-- WORK TO DO --
State how many lines in the records hold the word "image", giving the number and no other text.

-- Collection entries --
● ● ● ●

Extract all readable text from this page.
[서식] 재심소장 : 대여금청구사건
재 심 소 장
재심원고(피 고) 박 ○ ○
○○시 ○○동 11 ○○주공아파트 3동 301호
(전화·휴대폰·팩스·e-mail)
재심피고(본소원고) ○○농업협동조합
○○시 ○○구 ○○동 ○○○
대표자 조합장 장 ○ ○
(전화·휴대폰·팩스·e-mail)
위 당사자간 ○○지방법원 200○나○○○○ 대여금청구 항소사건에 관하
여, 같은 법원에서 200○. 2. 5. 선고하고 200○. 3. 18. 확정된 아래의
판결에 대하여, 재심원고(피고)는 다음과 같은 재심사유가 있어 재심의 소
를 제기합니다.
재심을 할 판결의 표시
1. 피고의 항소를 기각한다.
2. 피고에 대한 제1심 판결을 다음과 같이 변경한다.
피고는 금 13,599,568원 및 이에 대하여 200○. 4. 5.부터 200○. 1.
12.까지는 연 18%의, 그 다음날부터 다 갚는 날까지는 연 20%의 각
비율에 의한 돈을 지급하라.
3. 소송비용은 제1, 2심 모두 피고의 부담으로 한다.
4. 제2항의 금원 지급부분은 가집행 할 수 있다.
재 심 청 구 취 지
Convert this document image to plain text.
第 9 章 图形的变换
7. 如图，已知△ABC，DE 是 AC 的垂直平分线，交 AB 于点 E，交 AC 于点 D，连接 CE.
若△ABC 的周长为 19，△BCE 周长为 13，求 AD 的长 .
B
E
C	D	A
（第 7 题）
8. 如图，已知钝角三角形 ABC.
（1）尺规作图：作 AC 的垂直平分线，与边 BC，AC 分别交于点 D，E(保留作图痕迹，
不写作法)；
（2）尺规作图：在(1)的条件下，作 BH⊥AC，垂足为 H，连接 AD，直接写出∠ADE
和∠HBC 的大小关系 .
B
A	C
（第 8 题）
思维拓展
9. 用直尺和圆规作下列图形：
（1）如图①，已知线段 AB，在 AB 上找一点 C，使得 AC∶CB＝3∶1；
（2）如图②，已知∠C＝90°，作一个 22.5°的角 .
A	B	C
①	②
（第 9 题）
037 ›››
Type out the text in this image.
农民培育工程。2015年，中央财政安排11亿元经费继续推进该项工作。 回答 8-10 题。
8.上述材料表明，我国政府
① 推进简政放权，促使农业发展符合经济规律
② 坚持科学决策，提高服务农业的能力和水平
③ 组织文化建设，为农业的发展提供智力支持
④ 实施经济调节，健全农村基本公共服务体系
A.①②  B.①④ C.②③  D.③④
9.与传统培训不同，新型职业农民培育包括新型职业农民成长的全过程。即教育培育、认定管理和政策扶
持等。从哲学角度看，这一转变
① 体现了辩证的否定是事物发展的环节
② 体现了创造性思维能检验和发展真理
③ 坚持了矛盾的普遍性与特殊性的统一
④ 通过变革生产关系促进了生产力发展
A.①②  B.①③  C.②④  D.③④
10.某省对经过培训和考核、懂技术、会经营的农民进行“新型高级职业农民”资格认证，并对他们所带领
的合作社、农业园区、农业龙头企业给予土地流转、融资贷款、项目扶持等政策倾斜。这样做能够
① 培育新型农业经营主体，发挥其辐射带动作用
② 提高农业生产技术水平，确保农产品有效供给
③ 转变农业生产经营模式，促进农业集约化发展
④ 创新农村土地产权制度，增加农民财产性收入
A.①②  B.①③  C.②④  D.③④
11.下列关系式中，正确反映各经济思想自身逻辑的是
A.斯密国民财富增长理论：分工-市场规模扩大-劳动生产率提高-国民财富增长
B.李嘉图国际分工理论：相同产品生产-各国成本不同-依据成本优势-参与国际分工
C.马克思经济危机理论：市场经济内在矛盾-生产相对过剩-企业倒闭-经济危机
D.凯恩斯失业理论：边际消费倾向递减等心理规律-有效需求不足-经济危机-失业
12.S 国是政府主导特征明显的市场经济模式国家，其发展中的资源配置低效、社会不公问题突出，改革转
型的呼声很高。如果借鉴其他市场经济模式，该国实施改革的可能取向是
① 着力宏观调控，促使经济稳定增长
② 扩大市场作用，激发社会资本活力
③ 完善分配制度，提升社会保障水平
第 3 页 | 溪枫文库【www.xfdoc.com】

● ● ● ●

-- OUTPUT BELOW --
2